### [What needs to be done]
Exclude the pictures and return every line exactly as written.

>>

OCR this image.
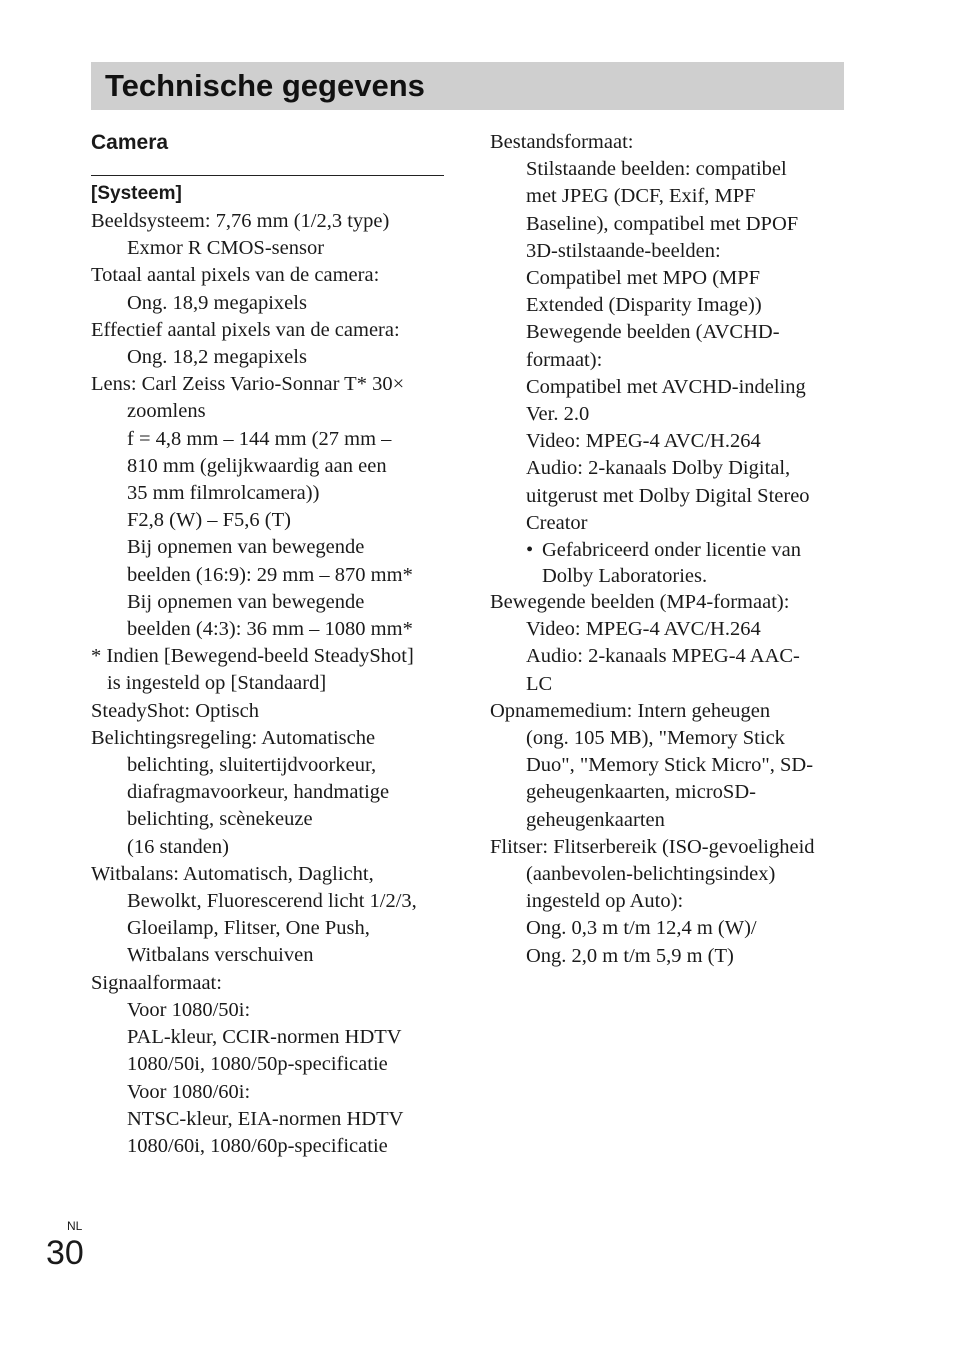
Technische gegevens
Camera
[Systeem]
Beeldsysteem: 7,76 mm (1/2,3 type)
Exmor R CMOS-sensor
Totaal aantal pixels van de camera:
Ong. 18,9 megapixels
Effectief aantal pixels van de camera:
Ong. 18,2 megapixels
Lens: Carl Zeiss Vario-Sonnar T* 30×
zoomlens
f = 4,8 mm – 144 mm (27 mm –
810 mm (gelijkwaardig aan een
35 mm filmrolcamera))
F2,8 (W) – F5,6 (T)
Bij opnemen van bewegende
beelden (16:9): 29 mm – 870 mm*
Bij opnemen van bewegende
beelden (4:3): 36 mm – 1080 mm*
* Indien [Bewegend-beeld SteadyShot]
is ingesteld op [Standaard]
SteadyShot: Optisch
Belichtingsregeling: Automatische
belichting, sluitertijdvoorkeur,
diafragmavoorkeur, handmatige
belichting, scènekeuze
(16 standen)
Witbalans: Automatisch, Daglicht,
Bewolkt, Fluorescerend licht 1/2/3,
Gloeilamp, Flitser, One Push,
Witbalans verschuiven
Signaalformaat:
Voor 1080/50i:
PAL-kleur, CCIR-normen HDTV
1080/50i, 1080/50p-specificatie
Voor 1080/60i:
NTSC-kleur, EIA-normen HDTV
1080/60i, 1080/60p-specificatie
Bestandsformaat:
Stilstaande beelden: compatibel
met JPEG (DCF, Exif, MPF
Baseline), compatibel met DPOF
3D-stilstaande-beelden:
Compatibel met MPO (MPF
Extended (Disparity Image))
Bewegende beelden (AVCHD-
formaat):
Compatibel met AVCHD-indeling
Ver. 2.0
Video: MPEG-4 AVC/H.264
Audio: 2-kanaals Dolby Digital,
uitgerust met Dolby Digital Stereo
Creator
• Gefabriceerd onder licentie van
Dolby Laboratories.
Bewegende beelden (MP4-formaat):
Video: MPEG-4 AVC/H.264
Audio: 2-kanaals MPEG-4 AAC-
LC
Opnamemedium: Intern geheugen
(ong. 105 MB), "Memory Stick
Duo", "Memory Stick Micro", SD-
geheugenkaarten, microSD-
geheugenkaarten
Flitser: Flitserbereik (ISO-gevoeligheid
(aanbevolen-belichtingsindex)
ingesteld op Auto):
Ong. 0,3 m t/m 12,4 m (W)/
Ong. 2,0 m t/m 5,9 m (T)
NL
30
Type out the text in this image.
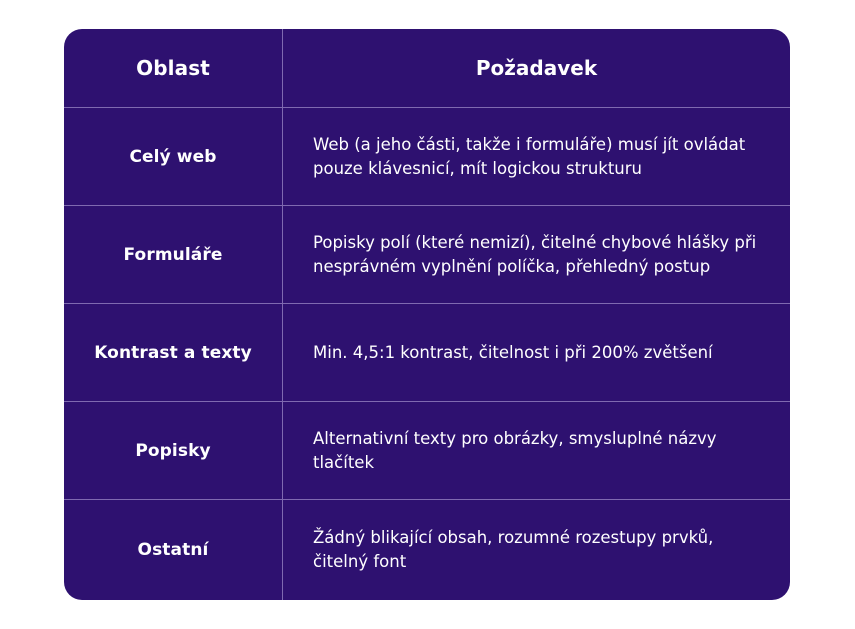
Oblast	Požadavek
Celý web
Web (a jeho části, takže i formuláře) musí jít ovládat pouze klávesnicí, mít logickou strukturu
Formuláře
Popisky polí (které nemizí), čitelné chybové hlášky při nesprávném vyplnění políčka, přehledný postup
Kontrast a texty	Min. 4,5:1 kontrast, čitelnost i při 200% zvětšení
Popisky
Alternativní texty pro obrázky, smysluplné názvy tlačítek
Ostatní
Žádný blikající obsah, rozumné rozestupy prvků, čitelný font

<<

### [Reply]
OCR this image.
Technische gegevens
Camera
[Systeem]
Beeldsysteem: 7,76 mm (1/2,3 type)
Exmor R CMOS-sensor
Totaal aantal pixels van de camera:
Ong. 18,9 megapixels
Effectief aantal pixels van de camera:
Ong. 18,2 megapixels
Lens: Carl Zeiss Vario-Sonnar T* 30×
zoomlens
f = 4,8 mm – 144 mm (27 mm –
810 mm (gelijkwaardig aan een
35 mm filmrolcamera))
F2,8 (W) – F5,6 (T)
Bij opnemen van bewegende
beelden (16:9): 29 mm – 870 mm*
Bij opnemen van bewegende
beelden (4:3): 36 mm – 1080 mm*
* Indien [Bewegend-beeld SteadyShot]
is ingesteld op [Standaard]
SteadyShot: Optisch
Belichtingsregeling: Automatische
belichting, sluitertijdvoorkeur,
diafragmavoorkeur, handmatige
belichting, scènekeuze
(16 standen)
Witbalans: Automatisch, Daglicht,
Bewolkt, Fluorescerend licht 1/2/3,
Gloeilamp, Flitser, One Push,
Witbalans verschuiven
Signaalformaat:
Voor 1080/50i:
PAL-kleur, CCIR-normen HDTV
1080/50i, 1080/50p-specificatie
Voor 1080/60i:
NTSC-kleur, EIA-normen HDTV
1080/60i, 1080/60p-specificatie
Bestandsformaat:
Stilstaande beelden: compatibel
met JPEG (DCF, Exif, MPF
Baseline), compatibel met DPOF
3D-stilstaande-beelden:
Compatibel met MPO (MPF
Extended (Disparity Image))
Bewegende beelden (AVCHD-
formaat):
Compatibel met AVCHD-indeling
Ver. 2.0
Video: MPEG-4 AVC/H.264
Audio: 2-kanaals Dolby Digital,
uitgerust met Dolby Digital Stereo
Creator
• Gefabriceerd onder licentie van
Dolby Laboratories.
Bewegende beelden (MP4-formaat):
Video: MPEG-4 AVC/H.264
Audio: 2-kanaals MPEG-4 AAC-
LC
Opnamemedium: Intern geheugen
(ong. 105 MB), "Memory Stick
Duo", "Memory Stick Micro", SD-
geheugenkaarten, microSD-
geheugenkaarten
Flitser: Flitserbereik (ISO-gevoeligheid
(aanbevolen-belichtingsindex)
ingesteld op Auto):
Ong. 0,3 m t/m 12,4 m (W)/
Ong. 2,0 m t/m 5,9 m (T)
NL
30
Type out the text in this image.
Oblast	Požadavek
Celý web
Web (a jeho části, takže i formuláře) musí jít ovládat pouze klávesnicí, mít logickou strukturu
Formuláře
Popisky polí (které nemizí), čitelné chybové hlášky při nesprávném vyplnění políčka, přehledný postup
Kontrast a texty	Min. 4,5:1 kontrast, čitelnost i při 200% zvětšení
Popisky
Alternativní texty pro obrázky, smysluplné názvy tlačítek
Ostatní
Žádný blikající obsah, rozumné rozestupy prvků, čitelný font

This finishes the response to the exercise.